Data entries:
Start of Block
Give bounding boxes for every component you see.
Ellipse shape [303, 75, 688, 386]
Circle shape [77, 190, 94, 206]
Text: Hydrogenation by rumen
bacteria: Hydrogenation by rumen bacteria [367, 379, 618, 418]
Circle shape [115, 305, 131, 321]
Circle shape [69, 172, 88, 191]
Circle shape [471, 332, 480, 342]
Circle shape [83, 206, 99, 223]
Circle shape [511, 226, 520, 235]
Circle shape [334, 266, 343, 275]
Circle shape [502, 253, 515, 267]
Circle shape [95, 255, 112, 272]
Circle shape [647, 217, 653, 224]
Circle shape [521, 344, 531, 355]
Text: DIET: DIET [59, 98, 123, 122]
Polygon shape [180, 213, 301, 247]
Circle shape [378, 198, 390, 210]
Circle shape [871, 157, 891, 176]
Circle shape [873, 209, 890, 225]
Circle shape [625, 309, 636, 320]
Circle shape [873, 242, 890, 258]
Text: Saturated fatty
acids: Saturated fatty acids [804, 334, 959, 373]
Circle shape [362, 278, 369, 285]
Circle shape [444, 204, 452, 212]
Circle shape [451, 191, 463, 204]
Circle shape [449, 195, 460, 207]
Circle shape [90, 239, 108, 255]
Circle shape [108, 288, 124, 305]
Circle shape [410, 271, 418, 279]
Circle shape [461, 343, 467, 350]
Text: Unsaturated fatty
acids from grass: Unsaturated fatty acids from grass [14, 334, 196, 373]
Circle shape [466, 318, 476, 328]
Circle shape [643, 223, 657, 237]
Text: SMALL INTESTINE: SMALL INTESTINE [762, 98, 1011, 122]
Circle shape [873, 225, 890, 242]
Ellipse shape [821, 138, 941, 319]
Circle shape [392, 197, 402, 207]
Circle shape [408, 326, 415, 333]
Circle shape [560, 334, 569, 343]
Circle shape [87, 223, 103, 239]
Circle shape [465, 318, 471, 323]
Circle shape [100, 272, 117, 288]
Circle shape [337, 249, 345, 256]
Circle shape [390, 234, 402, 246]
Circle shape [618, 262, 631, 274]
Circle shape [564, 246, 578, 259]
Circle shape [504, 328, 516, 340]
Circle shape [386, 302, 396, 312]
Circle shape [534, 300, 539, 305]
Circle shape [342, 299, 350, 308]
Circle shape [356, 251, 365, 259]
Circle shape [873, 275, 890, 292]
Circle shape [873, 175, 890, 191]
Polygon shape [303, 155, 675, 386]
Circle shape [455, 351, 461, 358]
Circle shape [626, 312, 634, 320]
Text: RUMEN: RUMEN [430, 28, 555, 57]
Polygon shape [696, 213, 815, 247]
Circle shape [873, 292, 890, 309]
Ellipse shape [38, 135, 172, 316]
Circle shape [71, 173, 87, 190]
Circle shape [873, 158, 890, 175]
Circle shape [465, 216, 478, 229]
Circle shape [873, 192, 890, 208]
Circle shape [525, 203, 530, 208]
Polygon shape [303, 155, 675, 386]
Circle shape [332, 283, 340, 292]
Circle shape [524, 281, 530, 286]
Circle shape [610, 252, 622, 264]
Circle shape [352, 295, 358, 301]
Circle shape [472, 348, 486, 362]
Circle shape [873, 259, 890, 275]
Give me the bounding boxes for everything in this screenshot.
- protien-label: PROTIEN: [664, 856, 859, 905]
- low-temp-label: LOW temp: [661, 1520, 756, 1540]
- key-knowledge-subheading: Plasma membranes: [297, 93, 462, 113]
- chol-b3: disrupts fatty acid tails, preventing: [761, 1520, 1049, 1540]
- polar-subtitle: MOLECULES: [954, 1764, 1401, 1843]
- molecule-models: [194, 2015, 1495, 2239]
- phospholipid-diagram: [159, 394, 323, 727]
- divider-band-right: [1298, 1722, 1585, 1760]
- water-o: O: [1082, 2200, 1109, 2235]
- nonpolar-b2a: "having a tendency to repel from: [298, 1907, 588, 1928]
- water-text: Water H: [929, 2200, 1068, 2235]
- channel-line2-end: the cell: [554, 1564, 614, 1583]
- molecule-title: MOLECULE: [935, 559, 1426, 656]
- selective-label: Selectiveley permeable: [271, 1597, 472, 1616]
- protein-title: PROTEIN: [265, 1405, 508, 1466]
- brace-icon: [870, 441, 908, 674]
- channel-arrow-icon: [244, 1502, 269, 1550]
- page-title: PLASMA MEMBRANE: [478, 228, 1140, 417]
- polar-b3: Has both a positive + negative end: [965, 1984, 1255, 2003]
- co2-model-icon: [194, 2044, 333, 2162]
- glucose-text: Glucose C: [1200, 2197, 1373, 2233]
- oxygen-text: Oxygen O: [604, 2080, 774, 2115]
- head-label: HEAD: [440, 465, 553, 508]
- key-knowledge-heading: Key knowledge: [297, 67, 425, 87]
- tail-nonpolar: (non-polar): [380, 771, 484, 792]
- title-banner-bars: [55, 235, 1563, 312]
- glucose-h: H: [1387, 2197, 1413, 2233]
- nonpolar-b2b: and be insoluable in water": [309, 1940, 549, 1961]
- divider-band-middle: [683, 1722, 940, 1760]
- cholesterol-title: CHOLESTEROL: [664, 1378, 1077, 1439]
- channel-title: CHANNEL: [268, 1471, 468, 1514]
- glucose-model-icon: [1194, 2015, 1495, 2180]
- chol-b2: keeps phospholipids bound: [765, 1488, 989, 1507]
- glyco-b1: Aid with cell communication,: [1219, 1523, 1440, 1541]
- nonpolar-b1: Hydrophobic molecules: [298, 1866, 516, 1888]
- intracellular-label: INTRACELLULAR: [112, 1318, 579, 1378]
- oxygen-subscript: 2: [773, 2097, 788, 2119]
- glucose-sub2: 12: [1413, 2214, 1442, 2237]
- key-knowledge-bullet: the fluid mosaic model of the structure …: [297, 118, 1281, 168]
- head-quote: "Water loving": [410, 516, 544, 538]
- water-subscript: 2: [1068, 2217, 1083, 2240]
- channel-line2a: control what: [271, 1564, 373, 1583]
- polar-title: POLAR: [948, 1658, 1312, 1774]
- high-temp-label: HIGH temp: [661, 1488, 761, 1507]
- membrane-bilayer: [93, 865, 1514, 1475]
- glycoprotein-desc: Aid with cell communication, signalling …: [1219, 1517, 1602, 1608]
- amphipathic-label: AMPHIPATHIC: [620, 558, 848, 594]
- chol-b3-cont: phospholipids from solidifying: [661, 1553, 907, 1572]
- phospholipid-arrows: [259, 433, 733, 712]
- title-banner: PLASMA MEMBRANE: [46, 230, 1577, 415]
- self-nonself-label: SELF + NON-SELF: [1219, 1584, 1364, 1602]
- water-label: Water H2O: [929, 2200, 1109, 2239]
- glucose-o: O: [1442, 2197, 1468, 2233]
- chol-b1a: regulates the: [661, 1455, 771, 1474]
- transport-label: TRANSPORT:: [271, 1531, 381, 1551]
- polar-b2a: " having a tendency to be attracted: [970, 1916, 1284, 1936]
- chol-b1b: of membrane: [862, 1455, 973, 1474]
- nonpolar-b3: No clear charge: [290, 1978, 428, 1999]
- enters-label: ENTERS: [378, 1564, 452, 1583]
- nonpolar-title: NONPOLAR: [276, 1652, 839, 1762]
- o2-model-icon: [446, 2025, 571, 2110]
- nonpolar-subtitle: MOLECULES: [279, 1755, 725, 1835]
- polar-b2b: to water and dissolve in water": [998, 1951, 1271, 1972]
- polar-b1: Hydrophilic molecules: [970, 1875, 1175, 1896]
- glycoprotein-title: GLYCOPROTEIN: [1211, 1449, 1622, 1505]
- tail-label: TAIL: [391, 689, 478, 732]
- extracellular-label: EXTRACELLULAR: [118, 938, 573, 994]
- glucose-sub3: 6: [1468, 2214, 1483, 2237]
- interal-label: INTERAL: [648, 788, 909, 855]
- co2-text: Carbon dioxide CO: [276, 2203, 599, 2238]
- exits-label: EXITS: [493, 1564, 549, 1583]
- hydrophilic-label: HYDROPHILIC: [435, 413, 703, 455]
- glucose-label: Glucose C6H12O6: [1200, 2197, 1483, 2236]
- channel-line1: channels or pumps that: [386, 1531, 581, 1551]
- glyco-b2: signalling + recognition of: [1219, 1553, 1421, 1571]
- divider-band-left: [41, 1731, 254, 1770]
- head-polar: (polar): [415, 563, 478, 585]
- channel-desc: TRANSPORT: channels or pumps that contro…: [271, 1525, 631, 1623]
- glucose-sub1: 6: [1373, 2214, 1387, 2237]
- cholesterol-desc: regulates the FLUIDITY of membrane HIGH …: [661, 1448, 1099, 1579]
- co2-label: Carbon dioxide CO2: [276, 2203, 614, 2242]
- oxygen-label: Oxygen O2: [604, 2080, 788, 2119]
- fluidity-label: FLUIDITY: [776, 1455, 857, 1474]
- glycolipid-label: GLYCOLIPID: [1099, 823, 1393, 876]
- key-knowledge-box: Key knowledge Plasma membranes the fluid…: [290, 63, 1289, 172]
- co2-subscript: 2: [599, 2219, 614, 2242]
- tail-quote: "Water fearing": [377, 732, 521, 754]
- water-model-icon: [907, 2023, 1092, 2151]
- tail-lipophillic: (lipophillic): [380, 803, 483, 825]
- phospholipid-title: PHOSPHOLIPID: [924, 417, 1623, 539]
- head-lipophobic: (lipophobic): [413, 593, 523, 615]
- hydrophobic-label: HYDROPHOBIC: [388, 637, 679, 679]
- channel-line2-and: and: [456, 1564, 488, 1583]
End of Block
— YOUR GOAL —
Each line of the entries holding the string "subtitle" should be found and copied.

— RESULT BELOW —
- polar-subtitle: MOLECULES: [954, 1764, 1401, 1843]
- nonpolar-subtitle: MOLECULES: [279, 1755, 725, 1835]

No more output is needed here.